**Task brief:**
Tally the lines in the data below that contain the string "footer", and reply with only that number.

**Dataset content:**
-- BEGIN --

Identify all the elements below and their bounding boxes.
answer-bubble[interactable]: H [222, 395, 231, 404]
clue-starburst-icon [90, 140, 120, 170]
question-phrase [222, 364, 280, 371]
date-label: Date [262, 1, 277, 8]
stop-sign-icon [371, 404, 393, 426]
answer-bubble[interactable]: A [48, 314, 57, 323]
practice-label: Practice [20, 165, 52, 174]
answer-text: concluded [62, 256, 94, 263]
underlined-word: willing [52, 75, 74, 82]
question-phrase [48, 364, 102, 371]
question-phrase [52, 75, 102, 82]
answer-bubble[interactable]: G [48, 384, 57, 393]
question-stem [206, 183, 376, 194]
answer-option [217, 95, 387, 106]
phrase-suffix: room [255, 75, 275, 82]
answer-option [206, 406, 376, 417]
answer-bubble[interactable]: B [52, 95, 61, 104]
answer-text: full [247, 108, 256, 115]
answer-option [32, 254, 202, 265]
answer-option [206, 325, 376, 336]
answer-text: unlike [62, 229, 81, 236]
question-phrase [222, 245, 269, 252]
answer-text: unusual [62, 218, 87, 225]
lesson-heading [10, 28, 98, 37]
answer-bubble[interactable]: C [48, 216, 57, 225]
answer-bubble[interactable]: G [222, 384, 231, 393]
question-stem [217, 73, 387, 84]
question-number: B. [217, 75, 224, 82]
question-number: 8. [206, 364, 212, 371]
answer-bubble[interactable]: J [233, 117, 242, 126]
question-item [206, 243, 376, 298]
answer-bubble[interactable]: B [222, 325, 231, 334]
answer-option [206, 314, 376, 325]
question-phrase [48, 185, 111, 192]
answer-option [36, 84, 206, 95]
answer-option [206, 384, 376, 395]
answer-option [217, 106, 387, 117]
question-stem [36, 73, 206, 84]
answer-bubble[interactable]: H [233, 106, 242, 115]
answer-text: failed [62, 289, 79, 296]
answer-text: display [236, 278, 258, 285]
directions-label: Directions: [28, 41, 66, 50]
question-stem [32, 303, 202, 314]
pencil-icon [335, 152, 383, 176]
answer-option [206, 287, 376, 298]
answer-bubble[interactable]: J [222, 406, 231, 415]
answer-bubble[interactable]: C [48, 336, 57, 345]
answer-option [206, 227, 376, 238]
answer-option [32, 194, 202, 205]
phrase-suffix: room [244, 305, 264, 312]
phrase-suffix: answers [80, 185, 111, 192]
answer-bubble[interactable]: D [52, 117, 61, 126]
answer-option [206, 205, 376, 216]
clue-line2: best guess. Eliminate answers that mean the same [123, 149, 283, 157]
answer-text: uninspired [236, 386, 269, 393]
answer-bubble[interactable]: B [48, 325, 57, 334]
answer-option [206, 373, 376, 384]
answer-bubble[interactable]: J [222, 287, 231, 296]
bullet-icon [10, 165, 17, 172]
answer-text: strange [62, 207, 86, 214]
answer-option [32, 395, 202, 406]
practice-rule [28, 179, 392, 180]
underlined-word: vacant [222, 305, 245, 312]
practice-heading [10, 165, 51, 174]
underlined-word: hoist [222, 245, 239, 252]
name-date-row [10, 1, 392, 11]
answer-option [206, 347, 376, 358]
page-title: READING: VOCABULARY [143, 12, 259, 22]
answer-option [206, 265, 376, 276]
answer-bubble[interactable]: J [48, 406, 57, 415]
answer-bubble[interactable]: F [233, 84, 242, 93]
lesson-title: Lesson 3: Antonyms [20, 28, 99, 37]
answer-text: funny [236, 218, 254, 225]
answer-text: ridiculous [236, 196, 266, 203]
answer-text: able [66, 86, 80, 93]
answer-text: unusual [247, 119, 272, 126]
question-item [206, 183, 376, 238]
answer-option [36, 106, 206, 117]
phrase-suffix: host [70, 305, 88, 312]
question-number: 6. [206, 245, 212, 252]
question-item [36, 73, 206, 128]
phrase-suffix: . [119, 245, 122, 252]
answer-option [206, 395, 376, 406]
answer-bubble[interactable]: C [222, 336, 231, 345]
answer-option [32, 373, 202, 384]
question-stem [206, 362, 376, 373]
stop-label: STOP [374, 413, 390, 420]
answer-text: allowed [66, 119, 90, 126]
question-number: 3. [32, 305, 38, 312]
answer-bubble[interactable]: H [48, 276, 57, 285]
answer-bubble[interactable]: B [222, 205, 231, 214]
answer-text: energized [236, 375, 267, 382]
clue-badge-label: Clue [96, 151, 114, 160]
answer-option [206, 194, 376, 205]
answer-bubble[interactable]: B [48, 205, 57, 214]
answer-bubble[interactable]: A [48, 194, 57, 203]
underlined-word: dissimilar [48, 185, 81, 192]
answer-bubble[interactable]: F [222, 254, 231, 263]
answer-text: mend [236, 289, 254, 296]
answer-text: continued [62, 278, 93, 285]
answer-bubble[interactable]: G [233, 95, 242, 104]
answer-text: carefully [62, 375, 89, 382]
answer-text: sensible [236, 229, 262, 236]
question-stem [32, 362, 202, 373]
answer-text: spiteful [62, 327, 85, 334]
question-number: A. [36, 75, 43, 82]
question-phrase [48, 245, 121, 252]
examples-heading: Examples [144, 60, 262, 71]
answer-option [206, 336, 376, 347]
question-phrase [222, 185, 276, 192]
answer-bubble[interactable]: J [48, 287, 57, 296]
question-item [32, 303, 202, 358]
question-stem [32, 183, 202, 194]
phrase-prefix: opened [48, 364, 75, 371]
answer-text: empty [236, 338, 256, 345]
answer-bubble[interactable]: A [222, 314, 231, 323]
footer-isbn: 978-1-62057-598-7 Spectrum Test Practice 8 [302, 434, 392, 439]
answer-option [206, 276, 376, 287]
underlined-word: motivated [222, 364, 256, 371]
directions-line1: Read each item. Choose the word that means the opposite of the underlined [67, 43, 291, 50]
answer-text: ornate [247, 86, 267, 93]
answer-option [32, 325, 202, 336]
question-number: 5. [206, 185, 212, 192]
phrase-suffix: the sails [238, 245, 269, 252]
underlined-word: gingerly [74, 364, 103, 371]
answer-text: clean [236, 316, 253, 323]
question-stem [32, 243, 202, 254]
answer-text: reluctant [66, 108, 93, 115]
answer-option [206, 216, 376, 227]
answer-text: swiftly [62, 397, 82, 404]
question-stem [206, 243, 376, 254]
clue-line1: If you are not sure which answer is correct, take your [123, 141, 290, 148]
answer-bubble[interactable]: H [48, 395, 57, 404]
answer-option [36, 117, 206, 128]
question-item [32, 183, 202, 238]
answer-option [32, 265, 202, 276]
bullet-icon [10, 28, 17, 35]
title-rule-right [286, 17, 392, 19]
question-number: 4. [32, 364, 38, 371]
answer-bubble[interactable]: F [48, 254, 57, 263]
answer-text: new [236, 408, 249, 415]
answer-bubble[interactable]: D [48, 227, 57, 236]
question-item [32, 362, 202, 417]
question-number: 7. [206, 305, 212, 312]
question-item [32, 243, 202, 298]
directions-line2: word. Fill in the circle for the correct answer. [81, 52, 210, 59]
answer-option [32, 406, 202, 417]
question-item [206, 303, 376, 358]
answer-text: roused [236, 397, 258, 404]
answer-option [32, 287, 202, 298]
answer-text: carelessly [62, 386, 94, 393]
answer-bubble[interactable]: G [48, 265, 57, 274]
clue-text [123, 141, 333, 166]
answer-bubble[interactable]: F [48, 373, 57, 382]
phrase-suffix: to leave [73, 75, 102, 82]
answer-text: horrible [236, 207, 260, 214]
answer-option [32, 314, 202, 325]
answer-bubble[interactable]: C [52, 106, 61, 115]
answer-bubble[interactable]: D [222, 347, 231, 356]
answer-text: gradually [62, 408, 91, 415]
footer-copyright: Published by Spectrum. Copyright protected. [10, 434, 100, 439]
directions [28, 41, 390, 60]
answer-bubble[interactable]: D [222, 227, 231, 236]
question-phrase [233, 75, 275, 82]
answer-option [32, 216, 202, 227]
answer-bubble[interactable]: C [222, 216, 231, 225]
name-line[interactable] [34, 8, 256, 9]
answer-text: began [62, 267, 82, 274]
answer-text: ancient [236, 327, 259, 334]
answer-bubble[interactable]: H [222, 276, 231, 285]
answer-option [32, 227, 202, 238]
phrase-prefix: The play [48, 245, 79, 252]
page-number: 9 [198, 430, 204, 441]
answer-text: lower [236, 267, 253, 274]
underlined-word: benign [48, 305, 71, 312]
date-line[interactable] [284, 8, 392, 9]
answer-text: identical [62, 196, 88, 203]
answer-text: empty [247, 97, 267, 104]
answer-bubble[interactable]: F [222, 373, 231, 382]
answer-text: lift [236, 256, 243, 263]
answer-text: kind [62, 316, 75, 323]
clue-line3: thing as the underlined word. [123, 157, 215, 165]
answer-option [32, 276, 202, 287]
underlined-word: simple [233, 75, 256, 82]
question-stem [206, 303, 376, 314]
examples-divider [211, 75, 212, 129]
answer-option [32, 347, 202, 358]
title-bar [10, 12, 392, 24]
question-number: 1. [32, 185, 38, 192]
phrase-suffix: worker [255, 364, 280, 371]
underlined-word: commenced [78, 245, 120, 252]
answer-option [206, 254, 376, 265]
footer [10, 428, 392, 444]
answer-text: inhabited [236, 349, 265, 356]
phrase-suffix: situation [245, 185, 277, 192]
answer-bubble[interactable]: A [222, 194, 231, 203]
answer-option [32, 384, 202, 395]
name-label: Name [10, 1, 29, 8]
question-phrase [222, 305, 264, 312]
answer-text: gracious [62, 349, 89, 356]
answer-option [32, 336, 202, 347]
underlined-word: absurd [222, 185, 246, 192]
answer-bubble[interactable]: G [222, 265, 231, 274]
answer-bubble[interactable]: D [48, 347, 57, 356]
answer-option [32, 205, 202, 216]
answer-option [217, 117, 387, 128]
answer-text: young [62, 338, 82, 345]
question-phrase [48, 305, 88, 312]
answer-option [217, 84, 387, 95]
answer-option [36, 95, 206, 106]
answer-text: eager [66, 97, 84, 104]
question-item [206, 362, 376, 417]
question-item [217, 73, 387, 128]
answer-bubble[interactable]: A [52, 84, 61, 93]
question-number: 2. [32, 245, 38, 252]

-- END --

**Task output:**
3